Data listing
▼▼▼

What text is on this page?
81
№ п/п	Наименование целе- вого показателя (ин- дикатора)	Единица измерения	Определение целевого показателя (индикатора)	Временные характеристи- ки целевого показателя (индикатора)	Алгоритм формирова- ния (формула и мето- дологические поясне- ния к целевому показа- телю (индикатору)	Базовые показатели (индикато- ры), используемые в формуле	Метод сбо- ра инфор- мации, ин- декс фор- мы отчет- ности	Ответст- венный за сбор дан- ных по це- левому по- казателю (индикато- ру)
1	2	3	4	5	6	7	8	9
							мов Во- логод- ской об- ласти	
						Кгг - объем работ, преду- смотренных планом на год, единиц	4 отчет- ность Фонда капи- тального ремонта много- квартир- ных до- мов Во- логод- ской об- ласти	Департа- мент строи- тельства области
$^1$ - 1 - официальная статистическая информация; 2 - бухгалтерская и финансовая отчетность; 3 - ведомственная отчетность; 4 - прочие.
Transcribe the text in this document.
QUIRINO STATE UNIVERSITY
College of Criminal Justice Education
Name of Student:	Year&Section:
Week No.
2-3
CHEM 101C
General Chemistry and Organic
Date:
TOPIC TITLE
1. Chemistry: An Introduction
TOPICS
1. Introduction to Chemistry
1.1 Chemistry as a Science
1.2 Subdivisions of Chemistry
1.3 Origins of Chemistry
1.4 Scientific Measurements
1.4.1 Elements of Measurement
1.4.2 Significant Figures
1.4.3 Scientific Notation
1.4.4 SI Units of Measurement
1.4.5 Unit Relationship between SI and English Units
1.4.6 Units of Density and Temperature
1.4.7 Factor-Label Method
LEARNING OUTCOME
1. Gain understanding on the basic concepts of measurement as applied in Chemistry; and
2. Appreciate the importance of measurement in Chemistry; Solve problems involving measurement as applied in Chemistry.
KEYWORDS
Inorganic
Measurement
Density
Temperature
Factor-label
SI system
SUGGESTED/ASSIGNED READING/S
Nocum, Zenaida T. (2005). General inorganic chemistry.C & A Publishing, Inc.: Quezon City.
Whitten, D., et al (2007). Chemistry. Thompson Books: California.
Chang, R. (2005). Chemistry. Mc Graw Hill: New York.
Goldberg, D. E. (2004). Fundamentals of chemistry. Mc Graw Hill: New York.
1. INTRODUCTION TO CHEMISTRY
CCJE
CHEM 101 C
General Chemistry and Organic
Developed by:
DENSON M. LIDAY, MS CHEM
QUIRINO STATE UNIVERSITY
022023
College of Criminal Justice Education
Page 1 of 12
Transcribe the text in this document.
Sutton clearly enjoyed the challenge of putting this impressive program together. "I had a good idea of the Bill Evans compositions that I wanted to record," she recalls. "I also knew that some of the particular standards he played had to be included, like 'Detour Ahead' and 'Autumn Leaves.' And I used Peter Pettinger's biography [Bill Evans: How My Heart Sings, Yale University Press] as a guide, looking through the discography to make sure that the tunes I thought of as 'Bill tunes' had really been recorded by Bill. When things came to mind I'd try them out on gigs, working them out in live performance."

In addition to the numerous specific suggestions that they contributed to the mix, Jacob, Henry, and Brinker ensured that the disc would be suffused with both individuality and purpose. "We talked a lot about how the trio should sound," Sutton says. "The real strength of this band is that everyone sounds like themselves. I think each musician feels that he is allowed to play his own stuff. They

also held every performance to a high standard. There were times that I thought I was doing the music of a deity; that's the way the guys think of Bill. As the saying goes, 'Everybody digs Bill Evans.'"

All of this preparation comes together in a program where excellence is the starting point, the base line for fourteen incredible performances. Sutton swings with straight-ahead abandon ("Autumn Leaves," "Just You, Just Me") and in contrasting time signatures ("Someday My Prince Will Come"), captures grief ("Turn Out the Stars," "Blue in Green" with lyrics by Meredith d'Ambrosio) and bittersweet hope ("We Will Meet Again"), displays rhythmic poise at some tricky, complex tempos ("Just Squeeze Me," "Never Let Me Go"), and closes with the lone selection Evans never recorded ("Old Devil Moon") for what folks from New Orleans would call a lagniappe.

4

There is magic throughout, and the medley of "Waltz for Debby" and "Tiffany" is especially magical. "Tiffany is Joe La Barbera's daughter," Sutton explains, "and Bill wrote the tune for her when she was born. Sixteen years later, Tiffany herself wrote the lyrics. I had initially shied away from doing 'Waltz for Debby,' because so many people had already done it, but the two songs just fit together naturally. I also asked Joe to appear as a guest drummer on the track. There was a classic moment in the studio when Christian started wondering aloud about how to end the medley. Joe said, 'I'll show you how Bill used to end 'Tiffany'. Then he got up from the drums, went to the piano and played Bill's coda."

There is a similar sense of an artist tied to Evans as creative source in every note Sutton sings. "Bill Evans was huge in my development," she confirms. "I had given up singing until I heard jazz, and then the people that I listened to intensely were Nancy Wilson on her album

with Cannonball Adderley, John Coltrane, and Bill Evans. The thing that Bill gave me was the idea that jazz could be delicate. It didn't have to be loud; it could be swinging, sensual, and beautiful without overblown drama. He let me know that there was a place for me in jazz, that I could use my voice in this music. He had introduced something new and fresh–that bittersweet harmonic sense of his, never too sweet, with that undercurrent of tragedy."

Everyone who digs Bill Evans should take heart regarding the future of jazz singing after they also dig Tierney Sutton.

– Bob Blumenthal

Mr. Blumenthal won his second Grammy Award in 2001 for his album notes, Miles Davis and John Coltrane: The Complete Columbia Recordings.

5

▲▲▲

Aim of the task: Repeat all of the records above exactly as written.

Solution:
What text is on this page?
81
№ п/п	Наименование целе- вого показателя (ин- дикатора)	Единица измерения	Определение целевого показателя (индикатора)	Временные характеристи- ки целевого показателя (индикатора)	Алгоритм формирова- ния (формула и мето- дологические поясне- ния к целевому показа- телю (индикатору)	Базовые показатели (индикато- ры), используемые в формуле	Метод сбо- ра инфор- мации, ин- декс фор- мы отчет- ности	Ответст- венный за сбор дан- ных по це- левому по- казателю (индикато- ру)
1	2	3	4	5	6	7	8	9
							мов Во- логод- ской об- ласти	
						Кгг - объем работ, преду- смотренных планом на год, единиц	4 отчет- ность Фонда капи- тального ремонта много- квартир- ных до- мов Во- логод- ской об- ласти	Департа- мент строи- тельства области
$^1$ - 1 - официальная статистическая информация; 2 - бухгалтерская и финансовая отчетность; 3 - ведомственная отчетность; 4 - прочие.
Transcribe the text in this document.
QUIRINO STATE UNIVERSITY
College of Criminal Justice Education
Name of Student:	Year&Section:
Week No.
2-3
CHEM 101C
General Chemistry and Organic
Date:
TOPIC TITLE
1. Chemistry: An Introduction
TOPICS
1. Introduction to Chemistry
1.1 Chemistry as a Science
1.2 Subdivisions of Chemistry
1.3 Origins of Chemistry
1.4 Scientific Measurements
1.4.1 Elements of Measurement
1.4.2 Significant Figures
1.4.3 Scientific Notation
1.4.4 SI Units of Measurement
1.4.5 Unit Relationship between SI and English Units
1.4.6 Units of Density and Temperature
1.4.7 Factor-Label Method
LEARNING OUTCOME
1. Gain understanding on the basic concepts of measurement as applied in Chemistry; and
2. Appreciate the importance of measurement in Chemistry; Solve problems involving measurement as applied in Chemistry.
KEYWORDS
Inorganic
Measurement
Density
Temperature
Factor-label
SI system
SUGGESTED/ASSIGNED READING/S
Nocum, Zenaida T. (2005). General inorganic chemistry.C & A Publishing, Inc.: Quezon City.
Whitten, D., et al (2007). Chemistry. Thompson Books: California.
Chang, R. (2005). Chemistry. Mc Graw Hill: New York.
Goldberg, D. E. (2004). Fundamentals of chemistry. Mc Graw Hill: New York.
1. INTRODUCTION TO CHEMISTRY
CCJE
CHEM 101 C
General Chemistry and Organic
Developed by:
DENSON M. LIDAY, MS CHEM
QUIRINO STATE UNIVERSITY
022023
College of Criminal Justice Education
Page 1 of 12
Transcribe the text in this document.
Sutton clearly enjoyed the challenge of putting this impressive program together. "I had a good idea of the Bill Evans compositions that I wanted to record," she recalls. "I also knew that some of the particular standards he played had to be included, like 'Detour Ahead' and 'Autumn Leaves.' And I used Peter Pettinger's biography [Bill Evans: How My Heart Sings, Yale University Press] as a guide, looking through the discography to make sure that the tunes I thought of as 'Bill tunes' had really been recorded by Bill. When things came to mind I'd try them out on gigs, working them out in live performance."

In addition to the numerous specific suggestions that they contributed to the mix, Jacob, Henry, and Brinker ensured that the disc would be suffused with both individuality and purpose. "We talked a lot about how the trio should sound," Sutton says. "The real strength of this band is that everyone sounds like themselves. I think each musician feels that he is allowed to play his own stuff. They

also held every performance to a high standard. There were times that I thought I was doing the music of a deity; that's the way the guys think of Bill. As the saying goes, 'Everybody digs Bill Evans.'"

All of this preparation comes together in a program where excellence is the starting point, the base line for fourteen incredible performances. Sutton swings with straight-ahead abandon ("Autumn Leaves," "Just You, Just Me") and in contrasting time signatures ("Someday My Prince Will Come"), captures grief ("Turn Out the Stars," "Blue in Green" with lyrics by Meredith d'Ambrosio) and bittersweet hope ("We Will Meet Again"), displays rhythmic poise at some tricky, complex tempos ("Just Squeeze Me," "Never Let Me Go"), and closes with the lone selection Evans never recorded ("Old Devil Moon") for what folks from New Orleans would call a lagniappe.

4

There is magic throughout, and the medley of "Waltz for Debby" and "Tiffany" is especially magical. "Tiffany is Joe La Barbera's daughter," Sutton explains, "and Bill wrote the tune for her when she was born. Sixteen years later, Tiffany herself wrote the lyrics. I had initially shied away from doing 'Waltz for Debby,' because so many people had already done it, but the two songs just fit together naturally. I also asked Joe to appear as a guest drummer on the track. There was a classic moment in the studio when Christian started wondering aloud about how to end the medley. Joe said, 'I'll show you how Bill used to end 'Tiffany'. Then he got up from the drums, went to the piano and played Bill's coda."

There is a similar sense of an artist tied to Evans as creative source in every note Sutton sings. "Bill Evans was huge in my development," she confirms. "I had given up singing until I heard jazz, and then the people that I listened to intensely were Nancy Wilson on her album

with Cannonball Adderley, John Coltrane, and Bill Evans. The thing that Bill gave me was the idea that jazz could be delicate. It didn't have to be loud; it could be swinging, sensual, and beautiful without overblown drama. He let me know that there was a place for me in jazz, that I could use my voice in this music. He had introduced something new and fresh–that bittersweet harmonic sense of his, never too sweet, with that undercurrent of tragedy."

Everyone who digs Bill Evans should take heart regarding the future of jazz singing after they also dig Tierney Sutton.

– Bob Blumenthal

Mr. Blumenthal won his second Grammy Award in 2001 for his album notes, Miles Davis and John Coltrane: The Complete Columbia Recordings.

5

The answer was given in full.